» **Aim of the task**:
Repeat, line for line, the entries printed below.

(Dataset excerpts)
-------
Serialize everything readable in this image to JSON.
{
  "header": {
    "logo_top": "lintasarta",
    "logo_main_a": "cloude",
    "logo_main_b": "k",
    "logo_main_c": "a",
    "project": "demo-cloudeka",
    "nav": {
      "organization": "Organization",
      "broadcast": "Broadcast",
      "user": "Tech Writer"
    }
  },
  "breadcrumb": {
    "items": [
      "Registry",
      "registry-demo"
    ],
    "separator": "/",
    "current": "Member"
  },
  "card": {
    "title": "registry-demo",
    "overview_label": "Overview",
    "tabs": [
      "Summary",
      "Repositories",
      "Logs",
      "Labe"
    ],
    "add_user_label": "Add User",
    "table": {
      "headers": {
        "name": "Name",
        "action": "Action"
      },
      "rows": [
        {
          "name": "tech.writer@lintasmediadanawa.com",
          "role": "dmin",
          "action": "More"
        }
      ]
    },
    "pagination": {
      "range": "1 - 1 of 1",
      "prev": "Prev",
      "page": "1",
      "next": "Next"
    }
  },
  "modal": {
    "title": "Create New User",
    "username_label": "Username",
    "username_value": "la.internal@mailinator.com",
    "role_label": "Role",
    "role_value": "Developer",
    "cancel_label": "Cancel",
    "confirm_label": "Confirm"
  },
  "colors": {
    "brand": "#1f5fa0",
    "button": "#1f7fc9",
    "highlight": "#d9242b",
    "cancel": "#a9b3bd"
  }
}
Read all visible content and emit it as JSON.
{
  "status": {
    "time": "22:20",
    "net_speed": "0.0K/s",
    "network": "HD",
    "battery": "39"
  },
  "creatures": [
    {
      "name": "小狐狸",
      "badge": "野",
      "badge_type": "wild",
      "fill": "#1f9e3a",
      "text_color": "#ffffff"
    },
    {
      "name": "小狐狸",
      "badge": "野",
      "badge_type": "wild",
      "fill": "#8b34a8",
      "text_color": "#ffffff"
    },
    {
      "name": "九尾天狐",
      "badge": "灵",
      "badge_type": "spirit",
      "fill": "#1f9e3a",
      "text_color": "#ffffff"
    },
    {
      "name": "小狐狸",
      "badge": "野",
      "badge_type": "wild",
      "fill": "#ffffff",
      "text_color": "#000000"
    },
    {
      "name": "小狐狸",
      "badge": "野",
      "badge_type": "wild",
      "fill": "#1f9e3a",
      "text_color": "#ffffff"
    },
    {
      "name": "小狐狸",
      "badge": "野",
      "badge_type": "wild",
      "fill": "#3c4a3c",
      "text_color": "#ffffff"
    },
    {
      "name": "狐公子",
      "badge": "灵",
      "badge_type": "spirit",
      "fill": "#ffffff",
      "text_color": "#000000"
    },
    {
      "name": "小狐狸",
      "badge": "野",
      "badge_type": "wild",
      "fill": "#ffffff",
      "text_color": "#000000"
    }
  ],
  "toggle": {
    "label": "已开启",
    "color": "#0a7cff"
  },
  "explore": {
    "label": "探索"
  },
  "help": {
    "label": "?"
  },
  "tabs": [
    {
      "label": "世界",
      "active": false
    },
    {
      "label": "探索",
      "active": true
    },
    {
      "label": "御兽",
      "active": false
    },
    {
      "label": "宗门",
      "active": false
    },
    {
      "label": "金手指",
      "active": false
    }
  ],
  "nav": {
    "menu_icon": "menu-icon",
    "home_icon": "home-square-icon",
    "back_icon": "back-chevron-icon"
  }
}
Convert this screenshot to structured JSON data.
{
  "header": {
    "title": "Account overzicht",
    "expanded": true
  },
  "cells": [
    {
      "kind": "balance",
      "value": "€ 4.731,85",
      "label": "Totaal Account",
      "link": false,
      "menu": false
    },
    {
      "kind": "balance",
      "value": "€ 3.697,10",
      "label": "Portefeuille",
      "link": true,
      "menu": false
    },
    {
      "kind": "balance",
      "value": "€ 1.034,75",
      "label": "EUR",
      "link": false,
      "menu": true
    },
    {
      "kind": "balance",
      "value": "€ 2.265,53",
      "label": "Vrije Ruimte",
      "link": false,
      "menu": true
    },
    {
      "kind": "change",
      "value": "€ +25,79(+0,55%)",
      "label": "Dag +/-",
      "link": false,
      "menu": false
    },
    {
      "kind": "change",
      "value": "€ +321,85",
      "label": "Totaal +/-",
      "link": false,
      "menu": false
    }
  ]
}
-------
» **The solution**:
Serialize everything readable in this image to JSON.
{
  "header": {
    "logo_top": "lintasarta",
    "logo_main_a": "cloude",
    "logo_main_b": "k",
    "logo_main_c": "a",
    "project": "demo-cloudeka",
    "nav": {
      "organization": "Organization",
      "broadcast": "Broadcast",
      "user": "Tech Writer"
    }
  },
  "breadcrumb": {
    "items": [
      "Registry",
      "registry-demo"
    ],
    "separator": "/",
    "current": "Member"
  },
  "card": {
    "title": "registry-demo",
    "overview_label": "Overview",
    "tabs": [
      "Summary",
      "Repositories",
      "Logs",
      "Labe"
    ],
    "add_user_label": "Add User",
    "table": {
      "headers": {
        "name": "Name",
        "action": "Action"
      },
      "rows": [
        {
          "name": "tech.writer@lintasmediadanawa.com",
          "role": "dmin",
          "action": "More"
        }
      ]
    },
    "pagination": {
      "range": "1 - 1 of 1",
      "prev": "Prev",
      "page": "1",
      "next": "Next"
    }
  },
  "modal": {
    "title": "Create New User",
    "username_label": "Username",
    "username_value": "la.internal@mailinator.com",
    "role_label": "Role",
    "role_value": "Developer",
    "cancel_label": "Cancel",
    "confirm_label": "Confirm"
  },
  "colors": {
    "brand": "#1f5fa0",
    "button": "#1f7fc9",
    "highlight": "#d9242b",
    "cancel": "#a9b3bd"
  }
}
Read all visible content and emit it as JSON.
{
  "status": {
    "time": "22:20",
    "net_speed": "0.0K/s",
    "network": "HD",
    "battery": "39"
  },
  "creatures": [
    {
      "name": "小狐狸",
      "badge": "野",
      "badge_type": "wild",
      "fill": "#1f9e3a",
      "text_color": "#ffffff"
    },
    {
      "name": "小狐狸",
      "badge": "野",
      "badge_type": "wild",
      "fill": "#8b34a8",
      "text_color": "#ffffff"
    },
    {
      "name": "九尾天狐",
      "badge": "灵",
      "badge_type": "spirit",
      "fill": "#1f9e3a",
      "text_color": "#ffffff"
    },
    {
      "name": "小狐狸",
      "badge": "野",
      "badge_type": "wild",
      "fill": "#ffffff",
      "text_color": "#000000"
    },
    {
      "name": "小狐狸",
      "badge": "野",
      "badge_type": "wild",
      "fill": "#1f9e3a",
      "text_color": "#ffffff"
    },
    {
      "name": "小狐狸",
      "badge": "野",
      "badge_type": "wild",
      "fill": "#3c4a3c",
      "text_color": "#ffffff"
    },
    {
      "name": "狐公子",
      "badge": "灵",
      "badge_type": "spirit",
      "fill": "#ffffff",
      "text_color": "#000000"
    },
    {
      "name": "小狐狸",
      "badge": "野",
      "badge_type": "wild",
      "fill": "#ffffff",
      "text_color": "#000000"
    }
  ],
  "toggle": {
    "label": "已开启",
    "color": "#0a7cff"
  },
  "explore": {
    "label": "探索"
  },
  "help": {
    "label": "?"
  },
  "tabs": [
    {
      "label": "世界",
      "active": false
    },
    {
      "label": "探索",
      "active": true
    },
    {
      "label": "御兽",
      "active": false
    },
    {
      "label": "宗门",
      "active": false
    },
    {
      "label": "金手指",
      "active": false
    }
  ],
  "nav": {
    "menu_icon": "menu-icon",
    "home_icon": "home-square-icon",
    "back_icon": "back-chevron-icon"
  }
}
Convert this screenshot to structured JSON data.
{
  "header": {
    "title": "Account overzicht",
    "expanded": true
  },
  "cells": [
    {
      "kind": "balance",
      "value": "€ 4.731,85",
      "label": "Totaal Account",
      "link": false,
      "menu": false
    },
    {
      "kind": "balance",
      "value": "€ 3.697,10",
      "label": "Portefeuille",
      "link": true,
      "menu": false
    },
    {
      "kind": "balance",
      "value": "€ 1.034,75",
      "label": "EUR",
      "link": false,
      "menu": true
    },
    {
      "kind": "balance",
      "value": "€ 2.265,53",
      "label": "Vrije Ruimte",
      "link": false,
      "menu": true
    },
    {
      "kind": "change",
      "value": "€ +25,79(+0,55%)",
      "label": "Dag +/-",
      "link": false,
      "menu": false
    },
    {
      "kind": "change",
      "value": "€ +321,85",
      "label": "Totaal +/-",
      "link": false,
      "menu": false
    }
  ]
}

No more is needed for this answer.